> _DATA EXTRACT_:
-- start --

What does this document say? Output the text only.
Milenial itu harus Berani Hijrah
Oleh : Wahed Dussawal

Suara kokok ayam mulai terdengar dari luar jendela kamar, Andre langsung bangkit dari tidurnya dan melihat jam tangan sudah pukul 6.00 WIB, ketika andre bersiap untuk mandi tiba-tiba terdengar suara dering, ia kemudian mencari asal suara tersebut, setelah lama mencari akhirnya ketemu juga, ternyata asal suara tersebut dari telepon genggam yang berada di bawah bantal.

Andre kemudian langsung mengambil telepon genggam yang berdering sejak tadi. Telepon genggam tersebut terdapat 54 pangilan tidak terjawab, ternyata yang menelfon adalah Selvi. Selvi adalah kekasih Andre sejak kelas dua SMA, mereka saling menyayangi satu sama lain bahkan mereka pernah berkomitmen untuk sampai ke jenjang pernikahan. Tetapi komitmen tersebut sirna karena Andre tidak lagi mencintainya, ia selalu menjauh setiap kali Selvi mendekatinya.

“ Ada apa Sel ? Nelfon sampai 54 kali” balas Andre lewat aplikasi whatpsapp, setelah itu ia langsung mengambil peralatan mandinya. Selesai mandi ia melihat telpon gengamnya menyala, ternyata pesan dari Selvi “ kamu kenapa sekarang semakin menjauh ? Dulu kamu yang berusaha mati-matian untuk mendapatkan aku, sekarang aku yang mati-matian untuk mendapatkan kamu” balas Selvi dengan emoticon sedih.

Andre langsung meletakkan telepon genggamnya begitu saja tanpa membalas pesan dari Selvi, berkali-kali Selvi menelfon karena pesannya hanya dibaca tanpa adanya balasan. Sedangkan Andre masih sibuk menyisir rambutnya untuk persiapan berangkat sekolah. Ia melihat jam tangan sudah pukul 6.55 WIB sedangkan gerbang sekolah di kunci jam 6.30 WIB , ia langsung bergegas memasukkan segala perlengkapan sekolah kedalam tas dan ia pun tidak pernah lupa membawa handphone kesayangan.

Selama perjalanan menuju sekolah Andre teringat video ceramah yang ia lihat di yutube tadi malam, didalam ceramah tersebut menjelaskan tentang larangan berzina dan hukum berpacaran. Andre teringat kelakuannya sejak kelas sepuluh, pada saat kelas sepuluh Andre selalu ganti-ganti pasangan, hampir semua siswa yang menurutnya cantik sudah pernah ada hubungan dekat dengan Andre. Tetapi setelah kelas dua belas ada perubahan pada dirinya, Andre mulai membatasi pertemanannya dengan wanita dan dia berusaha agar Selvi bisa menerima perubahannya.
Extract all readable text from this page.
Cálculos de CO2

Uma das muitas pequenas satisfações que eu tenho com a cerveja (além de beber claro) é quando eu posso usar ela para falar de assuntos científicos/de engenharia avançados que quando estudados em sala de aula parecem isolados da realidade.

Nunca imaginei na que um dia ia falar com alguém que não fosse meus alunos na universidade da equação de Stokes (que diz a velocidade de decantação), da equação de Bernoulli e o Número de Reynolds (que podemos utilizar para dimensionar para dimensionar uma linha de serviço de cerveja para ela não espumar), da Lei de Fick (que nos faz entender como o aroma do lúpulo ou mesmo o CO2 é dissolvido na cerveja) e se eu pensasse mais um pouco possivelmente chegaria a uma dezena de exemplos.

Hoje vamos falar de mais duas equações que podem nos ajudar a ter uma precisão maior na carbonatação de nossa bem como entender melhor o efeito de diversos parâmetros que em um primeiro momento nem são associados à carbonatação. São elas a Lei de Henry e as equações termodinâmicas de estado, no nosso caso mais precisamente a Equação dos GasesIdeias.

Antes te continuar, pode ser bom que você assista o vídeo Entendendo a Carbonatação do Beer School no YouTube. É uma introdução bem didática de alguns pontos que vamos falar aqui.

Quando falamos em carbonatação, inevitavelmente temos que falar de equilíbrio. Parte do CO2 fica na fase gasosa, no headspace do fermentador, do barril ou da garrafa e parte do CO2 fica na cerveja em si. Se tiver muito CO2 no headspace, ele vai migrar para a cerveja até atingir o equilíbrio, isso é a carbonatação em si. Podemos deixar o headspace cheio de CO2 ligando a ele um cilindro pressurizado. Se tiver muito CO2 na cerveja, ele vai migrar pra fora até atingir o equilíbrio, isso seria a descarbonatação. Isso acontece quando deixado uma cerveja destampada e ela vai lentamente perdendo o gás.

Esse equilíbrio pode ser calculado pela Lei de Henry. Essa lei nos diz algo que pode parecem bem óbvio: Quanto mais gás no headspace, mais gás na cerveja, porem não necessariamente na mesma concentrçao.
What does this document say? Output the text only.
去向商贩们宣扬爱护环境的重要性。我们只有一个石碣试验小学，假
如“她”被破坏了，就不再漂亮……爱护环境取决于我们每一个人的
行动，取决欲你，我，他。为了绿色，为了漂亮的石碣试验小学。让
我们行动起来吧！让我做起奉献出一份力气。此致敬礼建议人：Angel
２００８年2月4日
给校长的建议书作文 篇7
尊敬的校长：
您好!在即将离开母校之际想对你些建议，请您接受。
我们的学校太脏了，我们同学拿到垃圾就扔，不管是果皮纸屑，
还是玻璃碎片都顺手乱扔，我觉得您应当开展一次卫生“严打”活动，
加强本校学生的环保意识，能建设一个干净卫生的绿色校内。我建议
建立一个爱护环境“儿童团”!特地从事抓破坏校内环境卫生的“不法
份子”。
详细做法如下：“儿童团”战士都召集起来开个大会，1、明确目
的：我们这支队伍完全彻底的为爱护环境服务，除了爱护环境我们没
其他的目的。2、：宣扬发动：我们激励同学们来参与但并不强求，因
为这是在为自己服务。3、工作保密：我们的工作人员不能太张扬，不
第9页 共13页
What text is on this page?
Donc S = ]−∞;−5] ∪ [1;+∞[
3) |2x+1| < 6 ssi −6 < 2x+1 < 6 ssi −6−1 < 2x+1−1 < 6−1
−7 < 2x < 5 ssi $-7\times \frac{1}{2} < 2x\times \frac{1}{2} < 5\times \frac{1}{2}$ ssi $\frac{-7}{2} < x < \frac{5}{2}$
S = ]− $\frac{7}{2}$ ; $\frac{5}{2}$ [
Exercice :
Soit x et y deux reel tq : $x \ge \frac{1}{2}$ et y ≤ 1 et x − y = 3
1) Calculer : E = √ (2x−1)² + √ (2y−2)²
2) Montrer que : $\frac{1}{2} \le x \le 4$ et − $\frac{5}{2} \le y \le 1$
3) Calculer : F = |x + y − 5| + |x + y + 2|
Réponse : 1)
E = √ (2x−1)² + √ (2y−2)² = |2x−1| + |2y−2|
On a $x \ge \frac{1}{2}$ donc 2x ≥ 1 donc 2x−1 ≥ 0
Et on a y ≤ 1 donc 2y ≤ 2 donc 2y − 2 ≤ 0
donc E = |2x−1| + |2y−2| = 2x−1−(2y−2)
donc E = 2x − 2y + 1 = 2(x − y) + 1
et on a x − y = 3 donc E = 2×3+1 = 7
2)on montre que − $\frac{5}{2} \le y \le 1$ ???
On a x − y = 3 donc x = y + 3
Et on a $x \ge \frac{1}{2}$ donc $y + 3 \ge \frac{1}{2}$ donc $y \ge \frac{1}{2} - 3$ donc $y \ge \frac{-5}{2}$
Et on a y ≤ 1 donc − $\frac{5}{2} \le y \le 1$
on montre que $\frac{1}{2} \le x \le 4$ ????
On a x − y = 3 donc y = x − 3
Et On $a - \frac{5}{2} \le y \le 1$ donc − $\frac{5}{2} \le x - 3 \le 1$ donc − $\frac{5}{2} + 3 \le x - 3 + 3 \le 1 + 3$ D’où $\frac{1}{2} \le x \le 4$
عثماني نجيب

-- end --

> _WHAT THE TASK REQUIRES_:
Faithfully reproduce all of the records, character for character.

> _EXERCISE OUTPUT_:
What does this document say? Output the text only.
Milenial itu harus Berani Hijrah
Oleh : Wahed Dussawal

Suara kokok ayam mulai terdengar dari luar jendela kamar, Andre langsung bangkit dari tidurnya dan melihat jam tangan sudah pukul 6.00 WIB, ketika andre bersiap untuk mandi tiba-tiba terdengar suara dering, ia kemudian mencari asal suara tersebut, setelah lama mencari akhirnya ketemu juga, ternyata asal suara tersebut dari telepon genggam yang berada di bawah bantal.

Andre kemudian langsung mengambil telepon genggam yang berdering sejak tadi. Telepon genggam tersebut terdapat 54 pangilan tidak terjawab, ternyata yang menelfon adalah Selvi. Selvi adalah kekasih Andre sejak kelas dua SMA, mereka saling menyayangi satu sama lain bahkan mereka pernah berkomitmen untuk sampai ke jenjang pernikahan. Tetapi komitmen tersebut sirna karena Andre tidak lagi mencintainya, ia selalu menjauh setiap kali Selvi mendekatinya.

“ Ada apa Sel ? Nelfon sampai 54 kali” balas Andre lewat aplikasi whatpsapp, setelah itu ia langsung mengambil peralatan mandinya. Selesai mandi ia melihat telpon gengamnya menyala, ternyata pesan dari Selvi “ kamu kenapa sekarang semakin menjauh ? Dulu kamu yang berusaha mati-matian untuk mendapatkan aku, sekarang aku yang mati-matian untuk mendapatkan kamu” balas Selvi dengan emoticon sedih.

Andre langsung meletakkan telepon genggamnya begitu saja tanpa membalas pesan dari Selvi, berkali-kali Selvi menelfon karena pesannya hanya dibaca tanpa adanya balasan. Sedangkan Andre masih sibuk menyisir rambutnya untuk persiapan berangkat sekolah. Ia melihat jam tangan sudah pukul 6.55 WIB sedangkan gerbang sekolah di kunci jam 6.30 WIB , ia langsung bergegas memasukkan segala perlengkapan sekolah kedalam tas dan ia pun tidak pernah lupa membawa handphone kesayangan.

Selama perjalanan menuju sekolah Andre teringat video ceramah yang ia lihat di yutube tadi malam, didalam ceramah tersebut menjelaskan tentang larangan berzina dan hukum berpacaran. Andre teringat kelakuannya sejak kelas sepuluh, pada saat kelas sepuluh Andre selalu ganti-ganti pasangan, hampir semua siswa yang menurutnya cantik sudah pernah ada hubungan dekat dengan Andre. Tetapi setelah kelas dua belas ada perubahan pada dirinya, Andre mulai membatasi pertemanannya dengan wanita dan dia berusaha agar Selvi bisa menerima perubahannya.
Extract all readable text from this page.
Cálculos de CO2

Uma das muitas pequenas satisfações que eu tenho com a cerveja (além de beber claro) é quando eu posso usar ela para falar de assuntos científicos/de engenharia avançados que quando estudados em sala de aula parecem isolados da realidade.

Nunca imaginei na que um dia ia falar com alguém que não fosse meus alunos na universidade da equação de Stokes (que diz a velocidade de decantação), da equação de Bernoulli e o Número de Reynolds (que podemos utilizar para dimensionar para dimensionar uma linha de serviço de cerveja para ela não espumar), da Lei de Fick (que nos faz entender como o aroma do lúpulo ou mesmo o CO2 é dissolvido na cerveja) e se eu pensasse mais um pouco possivelmente chegaria a uma dezena de exemplos.

Hoje vamos falar de mais duas equações que podem nos ajudar a ter uma precisão maior na carbonatação de nossa bem como entender melhor o efeito de diversos parâmetros que em um primeiro momento nem são associados à carbonatação. São elas a Lei de Henry e as equações termodinâmicas de estado, no nosso caso mais precisamente a Equação dos GasesIdeias.

Antes te continuar, pode ser bom que você assista o vídeo Entendendo a Carbonatação do Beer School no YouTube. É uma introdução bem didática de alguns pontos que vamos falar aqui.

Quando falamos em carbonatação, inevitavelmente temos que falar de equilíbrio. Parte do CO2 fica na fase gasosa, no headspace do fermentador, do barril ou da garrafa e parte do CO2 fica na cerveja em si. Se tiver muito CO2 no headspace, ele vai migrar para a cerveja até atingir o equilíbrio, isso é a carbonatação em si. Podemos deixar o headspace cheio de CO2 ligando a ele um cilindro pressurizado. Se tiver muito CO2 na cerveja, ele vai migrar pra fora até atingir o equilíbrio, isso seria a descarbonatação. Isso acontece quando deixado uma cerveja destampada e ela vai lentamente perdendo o gás.

Esse equilíbrio pode ser calculado pela Lei de Henry. Essa lei nos diz algo que pode parecem bem óbvio: Quanto mais gás no headspace, mais gás na cerveja, porem não necessariamente na mesma concentrçao.
What does this document say? Output the text only.
去向商贩们宣扬爱护环境的重要性。我们只有一个石碣试验小学，假
如“她”被破坏了，就不再漂亮……爱护环境取决于我们每一个人的
行动，取决欲你，我，他。为了绿色，为了漂亮的石碣试验小学。让
我们行动起来吧！让我做起奉献出一份力气。此致敬礼建议人：Angel
２００８年2月4日
给校长的建议书作文 篇7
尊敬的校长：
您好!在即将离开母校之际想对你些建议，请您接受。
我们的学校太脏了，我们同学拿到垃圾就扔，不管是果皮纸屑，
还是玻璃碎片都顺手乱扔，我觉得您应当开展一次卫生“严打”活动，
加强本校学生的环保意识，能建设一个干净卫生的绿色校内。我建议
建立一个爱护环境“儿童团”!特地从事抓破坏校内环境卫生的“不法
份子”。
详细做法如下：“儿童团”战士都召集起来开个大会，1、明确目
的：我们这支队伍完全彻底的为爱护环境服务，除了爱护环境我们没
其他的目的。2、：宣扬发动：我们激励同学们来参与但并不强求，因
为这是在为自己服务。3、工作保密：我们的工作人员不能太张扬，不
第9页 共13页
What text is on this page?
Donc S = ]−∞;−5] ∪ [1;+∞[
3) |2x+1| < 6 ssi −6 < 2x+1 < 6 ssi −6−1 < 2x+1−1 < 6−1
−7 < 2x < 5 ssi $-7\times \frac{1}{2} < 2x\times \frac{1}{2} < 5\times \frac{1}{2}$ ssi $\frac{-7}{2} < x < \frac{5}{2}$
S = ]− $\frac{7}{2}$ ; $\frac{5}{2}$ [
Exercice :
Soit x et y deux reel tq : $x \ge \frac{1}{2}$ et y ≤ 1 et x − y = 3
1) Calculer : E = √ (2x−1)² + √ (2y−2)²
2) Montrer que : $\frac{1}{2} \le x \le 4$ et − $\frac{5}{2} \le y \le 1$
3) Calculer : F = |x + y − 5| + |x + y + 2|
Réponse : 1)
E = √ (2x−1)² + √ (2y−2)² = |2x−1| + |2y−2|
On a $x \ge \frac{1}{2}$ donc 2x ≥ 1 donc 2x−1 ≥ 0
Et on a y ≤ 1 donc 2y ≤ 2 donc 2y − 2 ≤ 0
donc E = |2x−1| + |2y−2| = 2x−1−(2y−2)
donc E = 2x − 2y + 1 = 2(x − y) + 1
et on a x − y = 3 donc E = 2×3+1 = 7
2)on montre que − $\frac{5}{2} \le y \le 1$ ???
On a x − y = 3 donc x = y + 3
Et on a $x \ge \frac{1}{2}$ donc $y + 3 \ge \frac{1}{2}$ donc $y \ge \frac{1}{2} - 3$ donc $y \ge \frac{-5}{2}$
Et on a y ≤ 1 donc − $\frac{5}{2} \le y \le 1$
on montre que $\frac{1}{2} \le x \le 4$ ????
On a x − y = 3 donc y = x − 3
Et On $a - \frac{5}{2} \le y \le 1$ donc − $\frac{5}{2} \le x - 3 \le 1$ donc − $\frac{5}{2} + 3 \le x - 3 + 3 \le 1 + 3$ D’où $\frac{1}{2} \le x \le 4$
عثماني نجيب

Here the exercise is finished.